● **Your goal**: Continue the post about the book profiling Indiana Supreme Court justices, picking up after its final sentence.

--- begin Text passage ---

Monday, January 31, 2011

Indiana Supreme Court Justices Profiled

From its inception in 1816 until 2010, one woman and 105 men have been members of the Indiana Supreme Court. In Justices of the Indiana Supreme Court a multiauthor volume edited by Linda C. Gugin and James E. St. Clair and featuring an introduction by Chief Justice of the United States John G. Roberts, authors explore the lives of each justice, unearthing not only standard biographical information but also personal stories that offer additional insight into their lives and times. The book was published by the IHS Press in cooperation with the Indiana Supreme Court.

In the early days of Indiana statehood, the men who served on the Court often learned their profession by studying in the office of a trained lawyer and began their career as judges by “riding the circuit.” Over the years, the Court has been home to an eclectic group of justices, including a novelist who attempted to have copies of his work destroyed because the “morals of the book were not suitable for the minds of young people,” a judge whose collection of court cases became known worldwide, two men who served on the Nuremberg proceedings trying Nazi war criminals, and a jurist whose hobbies included photographing the Indianapolis 500.

Today’s Court is quite different from the state’s first Supreme Court established when Indiana joined the Union as the nineteenth state. Through the years the Court has grown from three members to five and what had begun as an appointed body by the governor with “advice and consent” of the Indiana Senate became election of judges by voters thanks to the 1851 Indiana Constitution. In 1970 Hoosier voters approved an amendment to the constitution passed by the Indiana General Assembly that replaced partisan elections with a merit-based system of gubernatorial appointment checked with nonpartisan retention elections.

--- end Text passage ---
--- begin Extracted material ---

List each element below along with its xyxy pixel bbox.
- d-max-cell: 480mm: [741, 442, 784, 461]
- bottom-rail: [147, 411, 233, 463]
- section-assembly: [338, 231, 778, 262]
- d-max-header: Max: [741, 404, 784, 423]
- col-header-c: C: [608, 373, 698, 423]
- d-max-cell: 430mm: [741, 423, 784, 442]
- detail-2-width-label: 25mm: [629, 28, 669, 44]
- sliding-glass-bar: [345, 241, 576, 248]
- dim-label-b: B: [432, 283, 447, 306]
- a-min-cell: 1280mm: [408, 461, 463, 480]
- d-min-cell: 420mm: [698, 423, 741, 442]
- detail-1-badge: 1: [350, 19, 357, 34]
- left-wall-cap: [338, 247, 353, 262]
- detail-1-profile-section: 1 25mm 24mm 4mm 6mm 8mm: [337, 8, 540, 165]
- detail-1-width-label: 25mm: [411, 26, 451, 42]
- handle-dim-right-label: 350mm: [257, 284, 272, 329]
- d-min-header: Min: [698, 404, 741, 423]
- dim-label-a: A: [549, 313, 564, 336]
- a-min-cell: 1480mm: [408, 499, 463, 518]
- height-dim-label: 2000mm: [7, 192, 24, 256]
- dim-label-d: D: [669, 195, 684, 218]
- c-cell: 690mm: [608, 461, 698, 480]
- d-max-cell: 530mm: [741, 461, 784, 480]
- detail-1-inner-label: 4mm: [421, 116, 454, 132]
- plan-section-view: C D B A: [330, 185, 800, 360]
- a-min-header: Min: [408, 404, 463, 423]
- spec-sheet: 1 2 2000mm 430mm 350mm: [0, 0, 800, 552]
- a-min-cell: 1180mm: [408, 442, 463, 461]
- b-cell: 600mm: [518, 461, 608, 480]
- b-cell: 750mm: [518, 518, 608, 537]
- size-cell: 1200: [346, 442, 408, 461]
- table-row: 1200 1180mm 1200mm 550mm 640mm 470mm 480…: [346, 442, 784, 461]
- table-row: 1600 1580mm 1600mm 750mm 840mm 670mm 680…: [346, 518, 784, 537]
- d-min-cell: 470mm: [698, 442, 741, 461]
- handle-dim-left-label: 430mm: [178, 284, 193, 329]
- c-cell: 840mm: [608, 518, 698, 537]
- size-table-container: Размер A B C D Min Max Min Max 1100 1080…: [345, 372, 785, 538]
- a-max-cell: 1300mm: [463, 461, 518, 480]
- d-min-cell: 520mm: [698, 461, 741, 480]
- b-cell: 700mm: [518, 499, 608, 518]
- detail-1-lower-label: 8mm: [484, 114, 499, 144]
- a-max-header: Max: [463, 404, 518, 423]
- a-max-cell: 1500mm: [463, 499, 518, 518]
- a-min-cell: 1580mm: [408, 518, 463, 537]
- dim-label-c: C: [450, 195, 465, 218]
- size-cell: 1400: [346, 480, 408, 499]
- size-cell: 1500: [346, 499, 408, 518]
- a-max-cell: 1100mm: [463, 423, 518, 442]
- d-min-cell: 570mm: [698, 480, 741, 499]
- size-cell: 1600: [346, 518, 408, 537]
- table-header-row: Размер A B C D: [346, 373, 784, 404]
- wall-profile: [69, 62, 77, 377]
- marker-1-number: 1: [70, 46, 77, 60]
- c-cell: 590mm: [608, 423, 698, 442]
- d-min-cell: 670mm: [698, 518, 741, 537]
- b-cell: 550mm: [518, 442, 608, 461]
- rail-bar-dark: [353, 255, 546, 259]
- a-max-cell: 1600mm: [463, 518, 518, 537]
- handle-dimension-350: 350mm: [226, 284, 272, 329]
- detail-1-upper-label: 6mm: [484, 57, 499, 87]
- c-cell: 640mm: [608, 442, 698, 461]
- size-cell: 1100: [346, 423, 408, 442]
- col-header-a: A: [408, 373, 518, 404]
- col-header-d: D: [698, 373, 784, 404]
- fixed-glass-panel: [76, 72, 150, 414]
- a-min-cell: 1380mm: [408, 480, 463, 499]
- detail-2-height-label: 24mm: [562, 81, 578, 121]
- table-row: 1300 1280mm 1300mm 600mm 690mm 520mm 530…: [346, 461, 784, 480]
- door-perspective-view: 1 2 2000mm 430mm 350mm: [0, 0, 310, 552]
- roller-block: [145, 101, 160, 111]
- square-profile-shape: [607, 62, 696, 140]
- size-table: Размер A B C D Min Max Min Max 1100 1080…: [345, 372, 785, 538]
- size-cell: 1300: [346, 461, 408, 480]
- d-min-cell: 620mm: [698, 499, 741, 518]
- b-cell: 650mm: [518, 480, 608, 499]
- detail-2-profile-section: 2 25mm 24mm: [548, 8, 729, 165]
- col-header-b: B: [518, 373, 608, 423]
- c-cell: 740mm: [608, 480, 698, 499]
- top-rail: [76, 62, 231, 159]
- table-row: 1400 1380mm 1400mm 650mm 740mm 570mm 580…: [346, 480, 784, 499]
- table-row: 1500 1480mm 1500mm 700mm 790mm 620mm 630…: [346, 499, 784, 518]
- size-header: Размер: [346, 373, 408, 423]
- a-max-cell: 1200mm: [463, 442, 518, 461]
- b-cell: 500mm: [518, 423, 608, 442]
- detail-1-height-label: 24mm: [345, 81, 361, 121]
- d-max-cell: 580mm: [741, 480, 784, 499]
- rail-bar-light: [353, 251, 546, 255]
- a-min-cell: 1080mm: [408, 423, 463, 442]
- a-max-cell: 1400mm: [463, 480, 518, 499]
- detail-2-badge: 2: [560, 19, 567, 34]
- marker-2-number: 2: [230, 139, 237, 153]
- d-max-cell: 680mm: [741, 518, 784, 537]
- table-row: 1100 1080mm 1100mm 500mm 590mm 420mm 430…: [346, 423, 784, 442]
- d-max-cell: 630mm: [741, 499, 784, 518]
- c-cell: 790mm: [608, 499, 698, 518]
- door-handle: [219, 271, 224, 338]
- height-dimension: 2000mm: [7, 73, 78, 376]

--- end Extracted material ---

● **Exercise result**:
As the editors note, the 1970 amendment also altered the way the Court selected its chief justice. In its early years, Court members had the authority to pick a chief justice. Later, the position was rotated among the members by the district they represented. Thanks to the amendment, today a Judicial Nominating Commission elects the chief justice, now called the Chief Justice of Indiana, from among the sitting justices. Since 1970 only three men have served as Chief Justice of Indiana—Norman F. Arterburn (1972 to 1974), Richard M. Givan (1974 to 1987), and Randall T. Shepard (1987 to present).

Linda C. Gugin is an emeriti professor of political science at Indiana University Southeast, and James E. St. Clair is professor of journalism at IU Southeast. The two were coeditors of the Indiana Historical Society Press book The Governors of Indiana (2006), and cowrote the books Sherman Minton: New Deal Senator, Cold War Justice and Chief Justice Fred M. Vinson of Kentucky: A Political Biography.

The Justices of the Indiana Supreme Court costs $37.95 and is available from the IHS's History Market.

1 comment:

Anonymous said...

Brad wombles helped write it!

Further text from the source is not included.